___ DATA SHOWN ___
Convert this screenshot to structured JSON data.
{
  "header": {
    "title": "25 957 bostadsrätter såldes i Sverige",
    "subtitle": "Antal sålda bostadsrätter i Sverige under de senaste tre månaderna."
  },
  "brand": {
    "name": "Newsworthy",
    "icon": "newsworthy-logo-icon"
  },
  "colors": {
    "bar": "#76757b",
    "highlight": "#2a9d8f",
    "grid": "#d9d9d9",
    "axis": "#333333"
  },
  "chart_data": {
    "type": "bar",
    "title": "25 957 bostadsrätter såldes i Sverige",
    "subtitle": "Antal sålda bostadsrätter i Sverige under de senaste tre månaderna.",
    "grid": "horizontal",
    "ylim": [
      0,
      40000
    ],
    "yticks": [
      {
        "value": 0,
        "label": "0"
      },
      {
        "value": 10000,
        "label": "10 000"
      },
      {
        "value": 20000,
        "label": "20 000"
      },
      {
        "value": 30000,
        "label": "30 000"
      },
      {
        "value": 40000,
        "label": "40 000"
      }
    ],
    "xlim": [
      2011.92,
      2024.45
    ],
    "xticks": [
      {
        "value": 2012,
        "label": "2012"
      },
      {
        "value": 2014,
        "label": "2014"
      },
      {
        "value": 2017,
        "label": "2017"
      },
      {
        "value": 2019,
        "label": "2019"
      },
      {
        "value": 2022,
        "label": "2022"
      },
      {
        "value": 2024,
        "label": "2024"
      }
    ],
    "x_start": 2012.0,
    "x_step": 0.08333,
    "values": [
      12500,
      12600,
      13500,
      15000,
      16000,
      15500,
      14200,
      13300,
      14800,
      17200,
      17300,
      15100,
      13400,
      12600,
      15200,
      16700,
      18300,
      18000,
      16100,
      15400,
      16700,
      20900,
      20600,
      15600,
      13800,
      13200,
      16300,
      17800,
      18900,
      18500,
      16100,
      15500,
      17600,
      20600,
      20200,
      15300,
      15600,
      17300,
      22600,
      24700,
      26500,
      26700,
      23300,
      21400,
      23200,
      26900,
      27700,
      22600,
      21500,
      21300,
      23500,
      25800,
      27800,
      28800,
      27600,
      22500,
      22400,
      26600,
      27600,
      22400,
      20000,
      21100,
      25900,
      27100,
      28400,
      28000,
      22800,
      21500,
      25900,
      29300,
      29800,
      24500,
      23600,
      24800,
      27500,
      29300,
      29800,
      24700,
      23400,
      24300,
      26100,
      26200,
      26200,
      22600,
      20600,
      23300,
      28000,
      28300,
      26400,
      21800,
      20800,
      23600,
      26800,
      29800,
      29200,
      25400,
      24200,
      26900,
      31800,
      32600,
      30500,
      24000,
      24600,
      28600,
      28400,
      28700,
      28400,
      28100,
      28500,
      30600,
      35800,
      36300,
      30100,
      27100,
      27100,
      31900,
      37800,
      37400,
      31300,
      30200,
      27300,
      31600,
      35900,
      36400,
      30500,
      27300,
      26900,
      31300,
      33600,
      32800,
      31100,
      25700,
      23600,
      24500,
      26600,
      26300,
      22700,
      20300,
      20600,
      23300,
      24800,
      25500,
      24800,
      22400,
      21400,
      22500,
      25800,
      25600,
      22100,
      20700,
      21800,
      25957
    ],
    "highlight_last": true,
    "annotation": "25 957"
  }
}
___
→ INSTRUCTIONS FOR THE TASK: Look through the material above and work out how many of its lines contain "månaderna". State the number only.

→ WRITTEN SOLUTION: 2